**Exercise directions:** Your task is to copy every record exactly.

**Record list:**
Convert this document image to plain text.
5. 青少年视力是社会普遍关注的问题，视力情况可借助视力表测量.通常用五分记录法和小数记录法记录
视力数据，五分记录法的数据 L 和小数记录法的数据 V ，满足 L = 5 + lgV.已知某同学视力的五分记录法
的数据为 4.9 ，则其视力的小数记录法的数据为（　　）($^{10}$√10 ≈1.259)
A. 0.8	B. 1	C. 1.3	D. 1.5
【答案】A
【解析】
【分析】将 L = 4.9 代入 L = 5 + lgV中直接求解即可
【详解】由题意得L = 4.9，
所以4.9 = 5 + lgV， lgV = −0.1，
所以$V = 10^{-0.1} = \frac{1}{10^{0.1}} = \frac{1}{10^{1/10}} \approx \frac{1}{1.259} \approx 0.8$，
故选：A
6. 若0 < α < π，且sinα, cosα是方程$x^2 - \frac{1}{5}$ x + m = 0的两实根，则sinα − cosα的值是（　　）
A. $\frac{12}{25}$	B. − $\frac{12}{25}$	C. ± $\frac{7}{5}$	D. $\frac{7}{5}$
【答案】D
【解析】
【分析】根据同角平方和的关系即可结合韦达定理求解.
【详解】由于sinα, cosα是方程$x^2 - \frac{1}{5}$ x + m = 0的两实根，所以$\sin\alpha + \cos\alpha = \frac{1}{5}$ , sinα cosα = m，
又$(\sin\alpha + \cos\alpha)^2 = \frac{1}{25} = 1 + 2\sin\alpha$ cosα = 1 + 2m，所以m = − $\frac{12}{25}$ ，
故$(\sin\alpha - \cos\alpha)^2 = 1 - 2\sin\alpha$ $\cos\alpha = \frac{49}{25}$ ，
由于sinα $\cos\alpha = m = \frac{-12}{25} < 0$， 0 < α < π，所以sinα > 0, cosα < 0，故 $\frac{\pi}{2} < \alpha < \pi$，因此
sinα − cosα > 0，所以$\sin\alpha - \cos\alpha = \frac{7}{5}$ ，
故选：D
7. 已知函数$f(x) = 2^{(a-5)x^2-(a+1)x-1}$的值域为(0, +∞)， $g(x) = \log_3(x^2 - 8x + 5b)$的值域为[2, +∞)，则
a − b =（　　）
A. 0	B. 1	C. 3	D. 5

**Result of the exercise:**
Convert this document image to plain text.
5. 青少年视力是社会普遍关注的问题，视力情况可借助视力表测量.通常用五分记录法和小数记录法记录
视力数据，五分记录法的数据 L 和小数记录法的数据 V ，满足 L = 5 + lgV.已知某同学视力的五分记录法
的数据为 4.9 ，则其视力的小数记录法的数据为（　　）($^{10}$√10 ≈1.259)
A. 0.8	B. 1	C. 1.3	D. 1.5
【答案】A
【解析】
【分析】将 L = 4.9 代入 L = 5 + lgV中直接求解即可
【详解】由题意得L = 4.9，
所以4.9 = 5 + lgV， lgV = −0.1，
所以$V = 10^{-0.1} = \frac{1}{10^{0.1}} = \frac{1}{10^{1/10}} \approx \frac{1}{1.259} \approx 0.8$，
故选：A
6. 若0 < α < π，且sinα, cosα是方程$x^2 - \frac{1}{5}$ x + m = 0的两实根，则sinα − cosα的值是（　　）
A. $\frac{12}{25}$	B. − $\frac{12}{25}$	C. ± $\frac{7}{5}$	D. $\frac{7}{5}$
【答案】D
【解析】
【分析】根据同角平方和的关系即可结合韦达定理求解.
【详解】由于sinα, cosα是方程$x^2 - \frac{1}{5}$ x + m = 0的两实根，所以$\sin\alpha + \cos\alpha = \frac{1}{5}$ , sinα cosα = m，
又$(\sin\alpha + \cos\alpha)^2 = \frac{1}{25} = 1 + 2\sin\alpha$ cosα = 1 + 2m，所以m = − $\frac{12}{25}$ ，
故$(\sin\alpha - \cos\alpha)^2 = 1 - 2\sin\alpha$ $\cos\alpha = \frac{49}{25}$ ，
由于sinα $\cos\alpha = m = \frac{-12}{25} < 0$， 0 < α < π，所以sinα > 0, cosα < 0，故 $\frac{\pi}{2} < \alpha < \pi$，因此
sinα − cosα > 0，所以$\sin\alpha - \cos\alpha = \frac{7}{5}$ ，
故选：D
7. 已知函数$f(x) = 2^{(a-5)x^2-(a+1)x-1}$的值域为(0, +∞)， $g(x) = \log_3(x^2 - 8x + 5b)$的值域为[2, +∞)，则
a − b =（　　）
A. 0	B. 1	C. 3	D. 5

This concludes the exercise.